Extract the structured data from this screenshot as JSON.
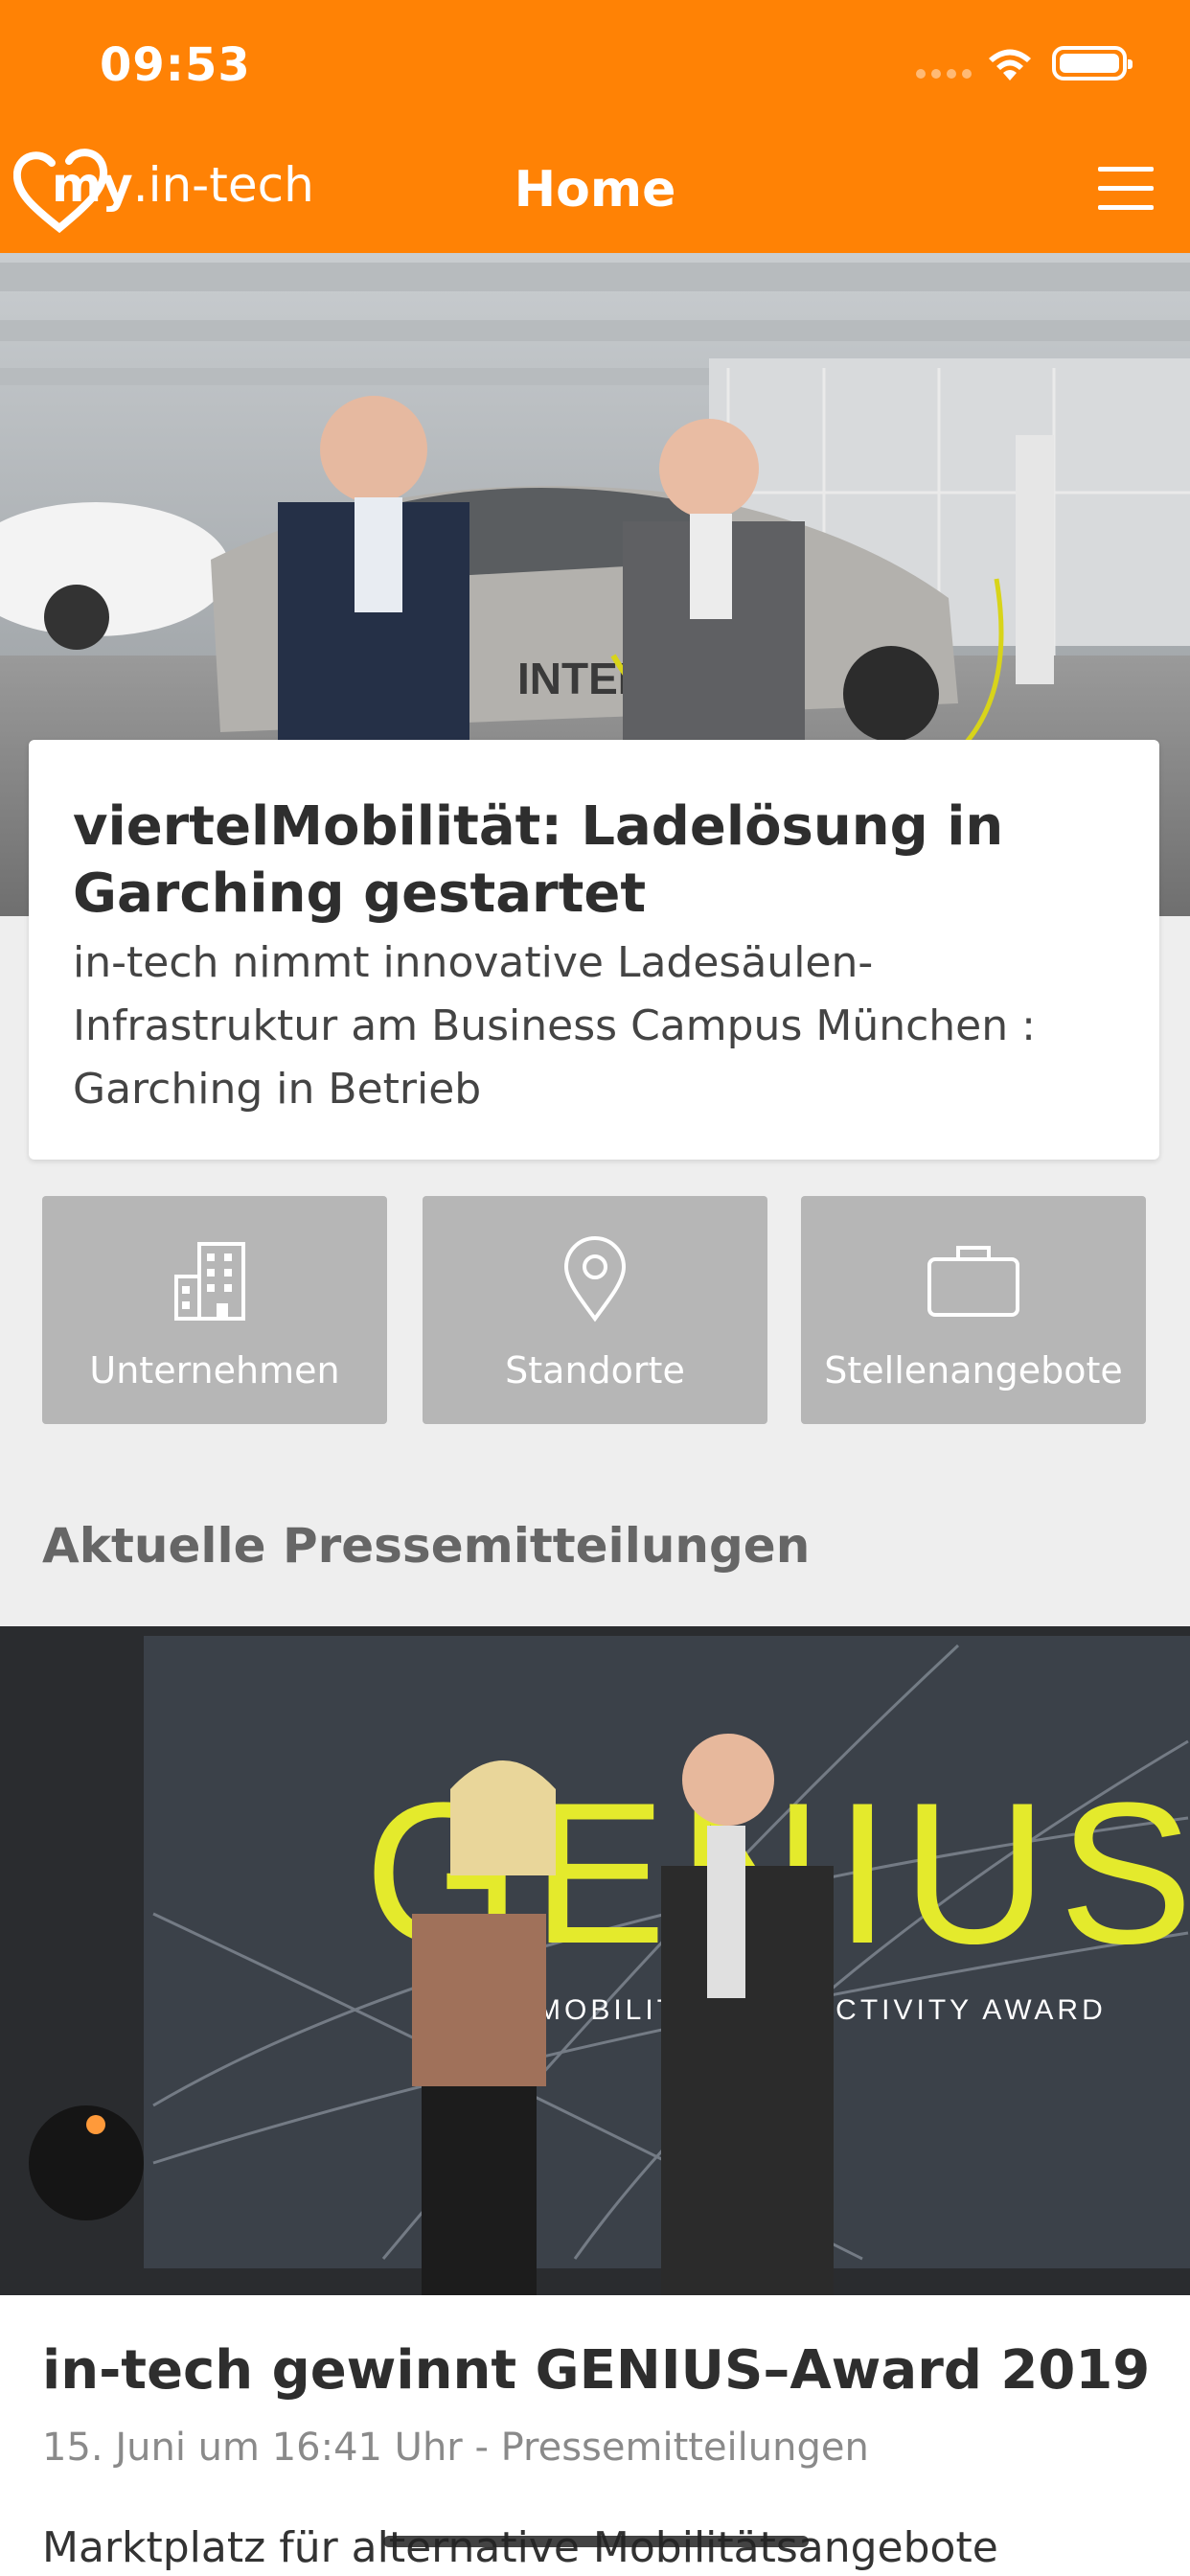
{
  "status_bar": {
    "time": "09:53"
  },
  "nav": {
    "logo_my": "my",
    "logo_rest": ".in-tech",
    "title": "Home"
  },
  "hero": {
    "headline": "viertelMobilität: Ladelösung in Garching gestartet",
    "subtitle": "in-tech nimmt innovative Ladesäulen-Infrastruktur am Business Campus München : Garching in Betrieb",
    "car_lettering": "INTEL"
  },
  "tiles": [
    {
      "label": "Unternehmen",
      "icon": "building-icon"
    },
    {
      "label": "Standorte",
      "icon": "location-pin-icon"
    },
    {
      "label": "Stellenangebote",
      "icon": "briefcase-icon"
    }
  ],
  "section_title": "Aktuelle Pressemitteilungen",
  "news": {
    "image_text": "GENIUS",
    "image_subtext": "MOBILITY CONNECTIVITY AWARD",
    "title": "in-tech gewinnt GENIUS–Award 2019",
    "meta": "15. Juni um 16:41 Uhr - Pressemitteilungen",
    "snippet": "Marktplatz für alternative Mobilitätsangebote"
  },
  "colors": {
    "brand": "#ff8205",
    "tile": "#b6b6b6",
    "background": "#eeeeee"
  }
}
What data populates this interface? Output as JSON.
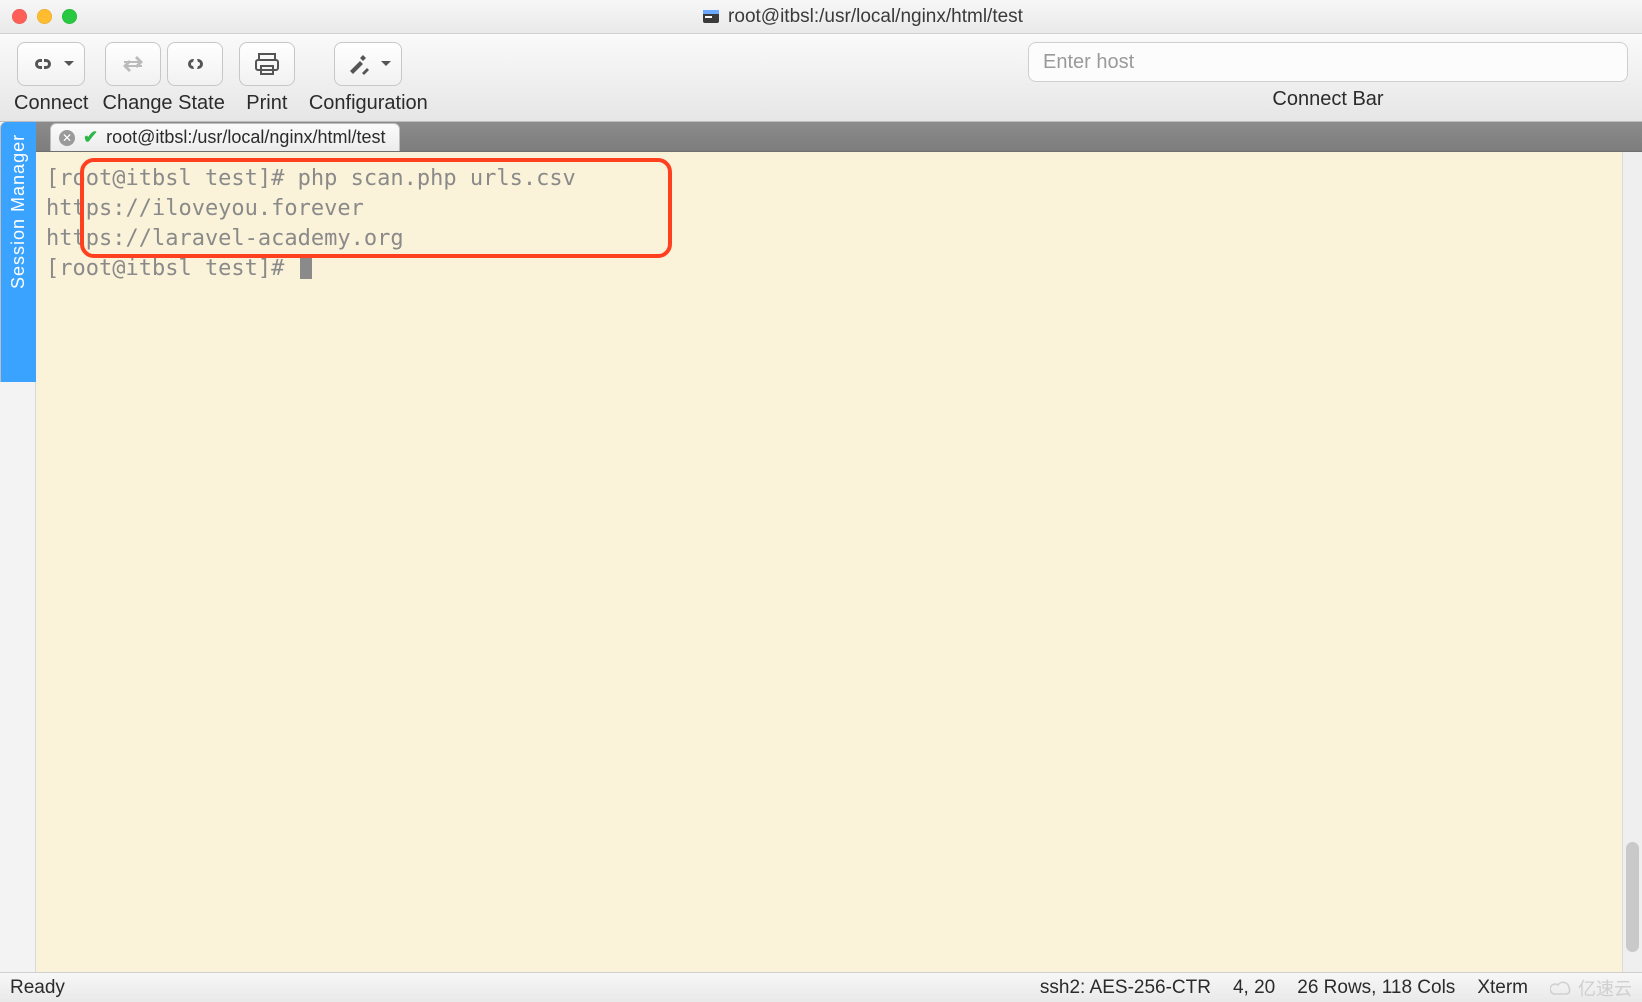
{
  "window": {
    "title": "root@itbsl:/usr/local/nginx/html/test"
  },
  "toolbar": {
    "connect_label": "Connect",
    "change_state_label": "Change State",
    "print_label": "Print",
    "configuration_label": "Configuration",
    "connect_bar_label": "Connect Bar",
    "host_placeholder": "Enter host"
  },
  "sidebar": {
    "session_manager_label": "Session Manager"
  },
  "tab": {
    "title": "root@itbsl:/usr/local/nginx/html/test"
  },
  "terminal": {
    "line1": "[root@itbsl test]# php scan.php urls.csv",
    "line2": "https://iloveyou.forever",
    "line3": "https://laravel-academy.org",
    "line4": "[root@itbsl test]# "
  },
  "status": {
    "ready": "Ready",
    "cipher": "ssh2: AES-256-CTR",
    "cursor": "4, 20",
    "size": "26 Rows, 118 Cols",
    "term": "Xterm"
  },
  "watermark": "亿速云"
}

────────────────────

**Exercise aim:**
Return each line in the records that holds the string "Pressemitteilungen".

**Written answer:**
  "section_title": "Aktuelle Pressemitteilungen",
    "meta": "15. Juni um 16:41 Uhr - Pressemitteilungen",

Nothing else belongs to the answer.